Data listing
__________________________________________________

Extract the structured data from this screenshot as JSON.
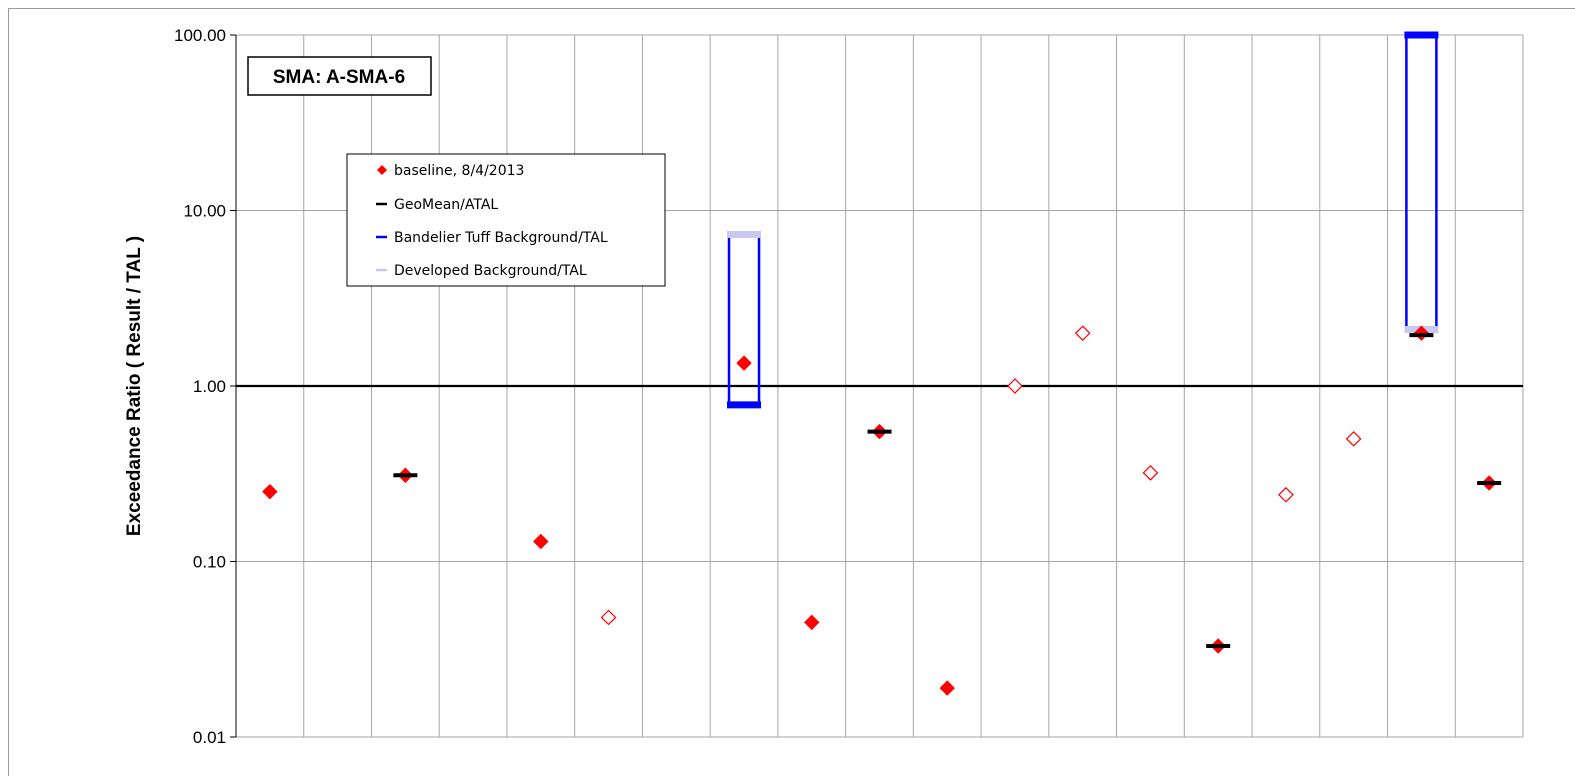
{
  "chart_data": {
    "type": "scatter",
    "title": "SMA: A-SMA-6",
    "ylabel": "Exceedance Ratio  ( Result / TAL )",
    "xlabel": "",
    "y_scale": "log",
    "ylim": [
      0.01,
      100
    ],
    "y_ticks": [
      "0.01",
      "0.10",
      "1.00",
      "10.00",
      "100.00"
    ],
    "x_count": 19,
    "grid": "on",
    "reference_line": 1.0,
    "legend_position": "upper-left",
    "legend": [
      {
        "label": "baseline, 8/4/2013",
        "marker": "diamond",
        "color": "#ff0000"
      },
      {
        "label": "GeoMean/ATAL",
        "marker": "dash",
        "color": "#000000"
      },
      {
        "label": "Bandelier Tuff Background/TAL",
        "marker": "dash",
        "color": "#0000ff"
      },
      {
        "label": "Developed Background/TAL",
        "marker": "dash",
        "color": "#c8c8f0"
      }
    ],
    "series": [
      {
        "name": "baseline, 8/4/2013",
        "points": [
          {
            "x": 1,
            "y": 0.25,
            "detected": true
          },
          {
            "x": 3,
            "y": 0.31,
            "detected": true
          },
          {
            "x": 5,
            "y": 0.13,
            "detected": true
          },
          {
            "x": 6,
            "y": 0.048,
            "detected": false
          },
          {
            "x": 8,
            "y": 1.35,
            "detected": true
          },
          {
            "x": 9,
            "y": 0.045,
            "detected": true
          },
          {
            "x": 10,
            "y": 0.55,
            "detected": true
          },
          {
            "x": 11,
            "y": 0.019,
            "detected": true
          },
          {
            "x": 12,
            "y": 1.0,
            "detected": false
          },
          {
            "x": 13,
            "y": 2.0,
            "detected": false
          },
          {
            "x": 14,
            "y": 0.32,
            "detected": false
          },
          {
            "x": 15,
            "y": 0.033,
            "detected": true
          },
          {
            "x": 16,
            "y": 0.24,
            "detected": false
          },
          {
            "x": 17,
            "y": 0.5,
            "detected": false
          },
          {
            "x": 18,
            "y": 2.0,
            "detected": true
          },
          {
            "x": 19,
            "y": 0.28,
            "detected": true
          }
        ]
      },
      {
        "name": "GeoMean/ATAL",
        "points": [
          {
            "x": 3,
            "y": 0.31
          },
          {
            "x": 10,
            "y": 0.55
          },
          {
            "x": 15,
            "y": 0.033
          },
          {
            "x": 18,
            "y": 1.95
          },
          {
            "x": 19,
            "y": 0.28
          }
        ]
      },
      {
        "name": "Bandelier Tuff Background/TAL",
        "points": [
          {
            "x": 8,
            "y": 0.78
          },
          {
            "x": 18,
            "y": 100
          }
        ]
      },
      {
        "name": "Developed Background/TAL",
        "points": [
          {
            "x": 8,
            "y": 7.3
          },
          {
            "x": 18,
            "y": 2.1
          }
        ]
      }
    ],
    "colors": {
      "detected": "#ff0000",
      "geomean": "#000000",
      "bandelier": "#0000ff",
      "developed": "#c8c8f0",
      "grid": "#a6a6a6"
    }
  }
}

__________________________________________________

Send back the data above word for word, with the pictures left out.

Extract the structured data from this screenshot as JSON.
{
  "chart_data": {
    "type": "scatter",
    "title": "SMA: A-SMA-6",
    "ylabel": "Exceedance Ratio  ( Result / TAL )",
    "xlabel": "",
    "y_scale": "log",
    "ylim": [
      0.01,
      100
    ],
    "y_ticks": [
      "0.01",
      "0.10",
      "1.00",
      "10.00",
      "100.00"
    ],
    "x_count": 19,
    "grid": "on",
    "reference_line": 1.0,
    "legend_position": "upper-left",
    "legend": [
      {
        "label": "baseline, 8/4/2013",
        "marker": "diamond",
        "color": "#ff0000"
      },
      {
        "label": "GeoMean/ATAL",
        "marker": "dash",
        "color": "#000000"
      },
      {
        "label": "Bandelier Tuff Background/TAL",
        "marker": "dash",
        "color": "#0000ff"
      },
      {
        "label": "Developed Background/TAL",
        "marker": "dash",
        "color": "#c8c8f0"
      }
    ],
    "series": [
      {
        "name": "baseline, 8/4/2013",
        "points": [
          {
            "x": 1,
            "y": 0.25,
            "detected": true
          },
          {
            "x": 3,
            "y": 0.31,
            "detected": true
          },
          {
            "x": 5,
            "y": 0.13,
            "detected": true
          },
          {
            "x": 6,
            "y": 0.048,
            "detected": false
          },
          {
            "x": 8,
            "y": 1.35,
            "detected": true
          },
          {
            "x": 9,
            "y": 0.045,
            "detected": true
          },
          {
            "x": 10,
            "y": 0.55,
            "detected": true
          },
          {
            "x": 11,
            "y": 0.019,
            "detected": true
          },
          {
            "x": 12,
            "y": 1.0,
            "detected": false
          },
          {
            "x": 13,
            "y": 2.0,
            "detected": false
          },
          {
            "x": 14,
            "y": 0.32,
            "detected": false
          },
          {
            "x": 15,
            "y": 0.033,
            "detected": true
          },
          {
            "x": 16,
            "y": 0.24,
            "detected": false
          },
          {
            "x": 17,
            "y": 0.5,
            "detected": false
          },
          {
            "x": 18,
            "y": 2.0,
            "detected": true
          },
          {
            "x": 19,
            "y": 0.28,
            "detected": true
          }
        ]
      },
      {
        "name": "GeoMean/ATAL",
        "points": [
          {
            "x": 3,
            "y": 0.31
          },
          {
            "x": 10,
            "y": 0.55
          },
          {
            "x": 15,
            "y": 0.033
          },
          {
            "x": 18,
            "y": 1.95
          },
          {
            "x": 19,
            "y": 0.28
          }
        ]
      },
      {
        "name": "Bandelier Tuff Background/TAL",
        "points": [
          {
            "x": 8,
            "y": 0.78
          },
          {
            "x": 18,
            "y": 100
          }
        ]
      },
      {
        "name": "Developed Background/TAL",
        "points": [
          {
            "x": 8,
            "y": 7.3
          },
          {
            "x": 18,
            "y": 2.1
          }
        ]
      }
    ],
    "colors": {
      "detected": "#ff0000",
      "geomean": "#000000",
      "bandelier": "#0000ff",
      "developed": "#c8c8f0",
      "grid": "#a6a6a6"
    }
  }
}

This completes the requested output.